Omit the pictures, then write out every entry exactly as it reads.
--- Input records ---
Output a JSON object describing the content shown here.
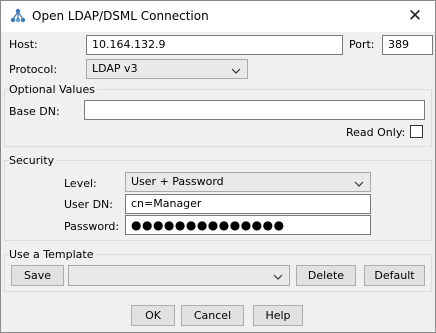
{
  "window": {
    "title": "Open LDAP/DSML Connection",
    "close_glyph": "✕",
    "app_icon": "tree-icon"
  },
  "connection": {
    "host_label": "Host:",
    "host_value": "10.164.132.9",
    "port_label": "Port:",
    "port_value": "389",
    "protocol_label": "Protocol:",
    "protocol_value": "LDAP v3"
  },
  "optional": {
    "section_label": "Optional Values",
    "base_dn_label": "Base DN:",
    "base_dn_value": "",
    "read_only_label": "Read Only:",
    "read_only_checked": false
  },
  "security": {
    "section_label": "Security",
    "level_label": "Level:",
    "level_value": "User + Password",
    "user_dn_label": "User DN:",
    "user_dn_value": "cn=Manager",
    "password_label": "Password:",
    "password_value": "●●●●●●●●●●●●●●"
  },
  "template": {
    "section_label": "Use a Template",
    "save_label": "Save",
    "template_value": "",
    "delete_label": "Delete",
    "default_label": "Default"
  },
  "footer": {
    "ok_label": "OK",
    "cancel_label": "Cancel",
    "help_label": "Help"
  }
}
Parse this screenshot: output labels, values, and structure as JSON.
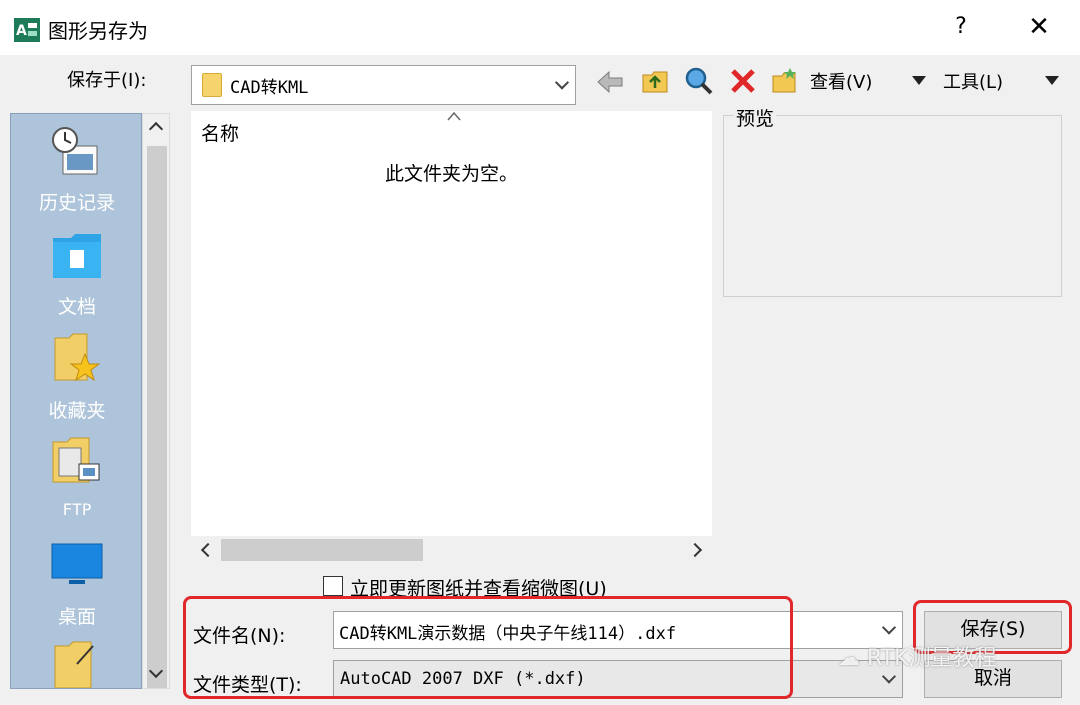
---
■ Written solution ■
Output a JSON object describing the content shown here.
{
  "window": {
    "title": "Open LDAP/DSML Connection",
    "close_glyph": "✕",
    "app_icon": "tree-icon"
  },
  "connection": {
    "host_label": "Host:",
    "host_value": "10.164.132.9",
    "port_label": "Port:",
    "port_value": "389",
    "protocol_label": "Protocol:",
    "protocol_value": "LDAP v3"
  },
  "optional": {
    "section_label": "Optional Values",
    "base_dn_label": "Base DN:",
    "base_dn_value": "",
    "read_only_label": "Read Only:",
    "read_only_checked": false
  },
  "security": {
    "section_label": "Security",
    "level_label": "Level:",
    "level_value": "User + Password",
    "user_dn_label": "User DN:",
    "user_dn_value": "cn=Manager",
    "password_label": "Password:",
    "password_value": "●●●●●●●●●●●●●●"
  },
  "template": {
    "section_label": "Use a Template",
    "save_label": "Save",
    "template_value": "",
    "delete_label": "Delete",
    "default_label": "Default"
  },
  "footer": {
    "ok_label": "OK",
    "cancel_label": "Cancel",
    "help_label": "Help"
  }
}
Parse this screenshot: output labels, values, and structure as JSON.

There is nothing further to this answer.